*Your instructions*
Restate each of the lines below word for word and drop every picture.

*Record excerpts*
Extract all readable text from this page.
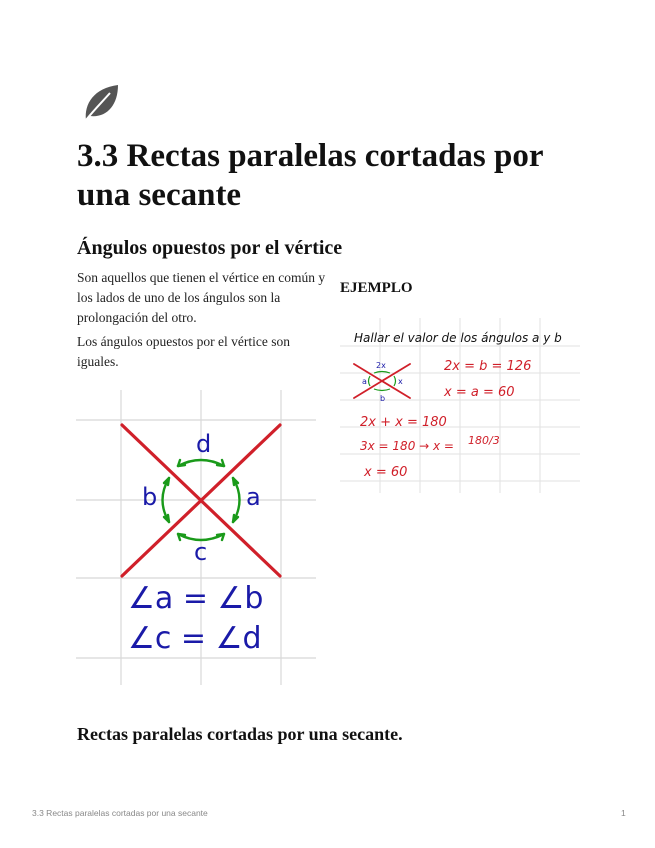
3.3 Rectas paralelas cortadas por una secante
Ángulos opuestos por el vértice

Son aquellos que tienen el vértice en común y los lados de uno de los ángulos son la prolongación del otro.

Los ángulos opuestos por el vértice son iguales.

d
b	a
c
∠a = ∠b
∠c = ∠d
EJEMPLO
Hallar el valor de los ángulos a y b
2x
a	x
b
2x = b = 126
x = a = 60
2x + x = 180
3x = 180 → x = 180/3
x = 60
Rectas paralelas cortadas por una secante.
3.3 Rectas paralelas cortadas por una secante	1
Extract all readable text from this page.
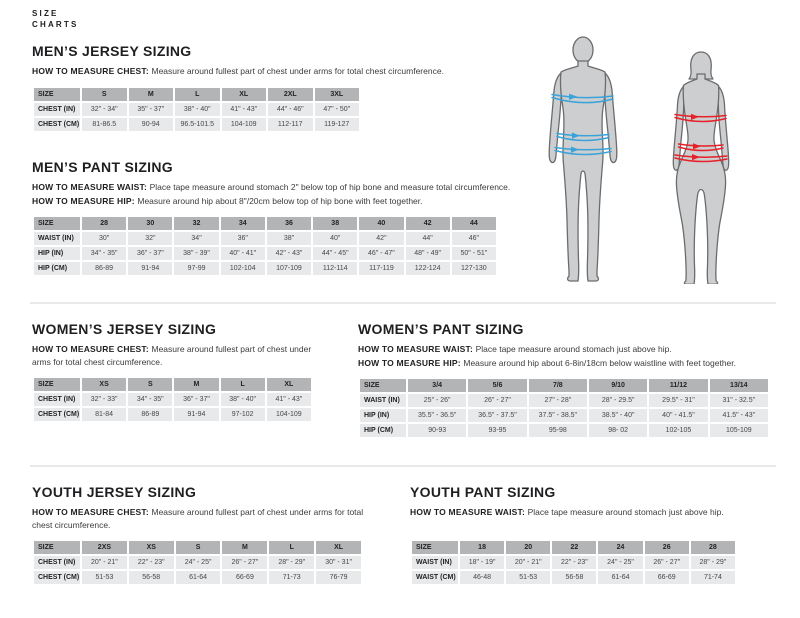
SIZE
CHARTS
MEN’S JERSEY SIZING

HOW TO MEASURE CHEST: Measure around fullest part of chest under arms for total chest circumference.

SIZE	S	M	L	XL	2XL	3XL
CHEST (IN)	32" - 34"	35" - 37"	38" - 40"	41" - 43"	44" - 46"	47" - 50"
CHEST (CM)	81-86.5	90-94	96.5-101.5	104-109	112-117	119-127
MEN’S PANT SIZING

HOW TO MEASURE WAIST: Place tape measure around stomach 2" below top of hip bone and measure total circumference.

HOW TO MEASURE HIP: Measure around hip about 8"/20cm below top of hip bone with feet together.

SIZE	28	30	32	34	36	38	40	42	44
WAIST (IN)	30"	32"	34"	36"	38"	40"	42"	44"	46"
HIP (IN)	34" - 35"	36" - 37"	38" - 39"	40" - 41"	42" - 43"	44" - 45"	46" - 47"	48" - 49"	50" - 51"
HIP (CM)	86-89	91-94	97-99	102-104	107-109	112-114	117-119	122-124	127-130
WOMEN’S JERSEY SIZING

HOW TO MEASURE CHEST: Measure around fullest part of chest under arms for total chest circumference.

SIZE	XS	S	M	L	XL
CHEST (IN)	32" - 33"	34" - 35"	36" - 37"	38" - 40"	41" - 43"
CHEST (CM)	81-84	86-89	91-94	97-102	104-109
WOMEN’S PANT SIZING

HOW TO MEASURE WAIST: Place tape measure around stomach just above hip.

HOW TO MEASURE HIP: Measure around hip about 6-8in/18cm below waistline with feet together.

SIZE	3/4	5/6	7/8	9/10	11/12	13/14
WAIST (IN)	25" - 26"	26" - 27"	27" - 28"	28" - 29.5"	29.5" - 31"	31" - 32.5"
HIP (IN)	35.5" - 36.5"	36.5" - 37.5"	37.5" - 38.5"	38.5" - 40"	40" - 41.5"	41.5" - 43"
HIP (CM)	90-93	93-95	95-98	98- 02	102-105	105-109
YOUTH JERSEY SIZING

HOW TO MEASURE CHEST: Measure around fullest part of chest under arms for total chest circumference.

SIZE	2XS	XS	S	M	L	XL
CHEST (IN)	20" - 21"	22" - 23"	24" - 25"	26" - 27"	28" - 29"	30" - 31"
CHEST (CM)	51-53	56-58	61-64	66-69	71-73	76-79
YOUTH PANT SIZING

HOW TO MEASURE WAIST: Place tape measure around stomach just above hip.

SIZE	18	20	22	24	26	28
WAIST (IN)	18" - 19"	20" - 21"	22" - 23"	24" - 25"	26" - 27"	28" - 29"
WAIST (CM)	46-48	51-53	56-58	61-64	66-69	71-74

*Exercise response*
Extract all readable text from this page.
3.3 Rectas paralelas cortadas por una secante
Ángulos opuestos por el vértice

Son aquellos que tienen el vértice en común y los lados de uno de los ángulos son la prolongación del otro.

Los ángulos opuestos por el vértice son iguales.

d
b	a
c
∠a = ∠b
∠c = ∠d
EJEMPLO
Hallar el valor de los ángulos a y b
2x
a	x
b
2x = b = 126
x = a = 60
2x + x = 180
3x = 180 → x = 180/3
x = 60
Rectas paralelas cortadas por una secante.
3.3 Rectas paralelas cortadas por una secante	1
Extract all readable text from this page.
SIZE
CHARTS
MEN’S JERSEY SIZING

HOW TO MEASURE CHEST: Measure around fullest part of chest under arms for total chest circumference.

SIZE	S	M	L	XL	2XL	3XL
CHEST (IN)	32" - 34"	35" - 37"	38" - 40"	41" - 43"	44" - 46"	47" - 50"
CHEST (CM)	81-86.5	90-94	96.5-101.5	104-109	112-117	119-127
MEN’S PANT SIZING

HOW TO MEASURE WAIST: Place tape measure around stomach 2" below top of hip bone and measure total circumference.

HOW TO MEASURE HIP: Measure around hip about 8"/20cm below top of hip bone with feet together.

SIZE	28	30	32	34	36	38	40	42	44
WAIST (IN)	30"	32"	34"	36"	38"	40"	42"	44"	46"
HIP (IN)	34" - 35"	36" - 37"	38" - 39"	40" - 41"	42" - 43"	44" - 45"	46" - 47"	48" - 49"	50" - 51"
HIP (CM)	86-89	91-94	97-99	102-104	107-109	112-114	117-119	122-124	127-130
WOMEN’S JERSEY SIZING

HOW TO MEASURE CHEST: Measure around fullest part of chest under arms for total chest circumference.

SIZE	XS	S	M	L	XL
CHEST (IN)	32" - 33"	34" - 35"	36" - 37"	38" - 40"	41" - 43"
CHEST (CM)	81-84	86-89	91-94	97-102	104-109
WOMEN’S PANT SIZING

HOW TO MEASURE WAIST: Place tape measure around stomach just above hip.

HOW TO MEASURE HIP: Measure around hip about 6-8in/18cm below waistline with feet together.

SIZE	3/4	5/6	7/8	9/10	11/12	13/14
WAIST (IN)	25" - 26"	26" - 27"	27" - 28"	28" - 29.5"	29.5" - 31"	31" - 32.5"
HIP (IN)	35.5" - 36.5"	36.5" - 37.5"	37.5" - 38.5"	38.5" - 40"	40" - 41.5"	41.5" - 43"
HIP (CM)	90-93	93-95	95-98	98- 02	102-105	105-109
YOUTH JERSEY SIZING

HOW TO MEASURE CHEST: Measure around fullest part of chest under arms for total chest circumference.

SIZE	2XS	XS	S	M	L	XL
CHEST (IN)	20" - 21"	22" - 23"	24" - 25"	26" - 27"	28" - 29"	30" - 31"
CHEST (CM)	51-53	56-58	61-64	66-69	71-73	76-79
YOUTH PANT SIZING

HOW TO MEASURE WAIST: Place tape measure around stomach just above hip.

SIZE	18	20	22	24	26	28
WAIST (IN)	18" - 19"	20" - 21"	22" - 23"	24" - 25"	26" - 27"	28" - 29"
WAIST (CM)	46-48	51-53	56-58	61-64	66-69	71-74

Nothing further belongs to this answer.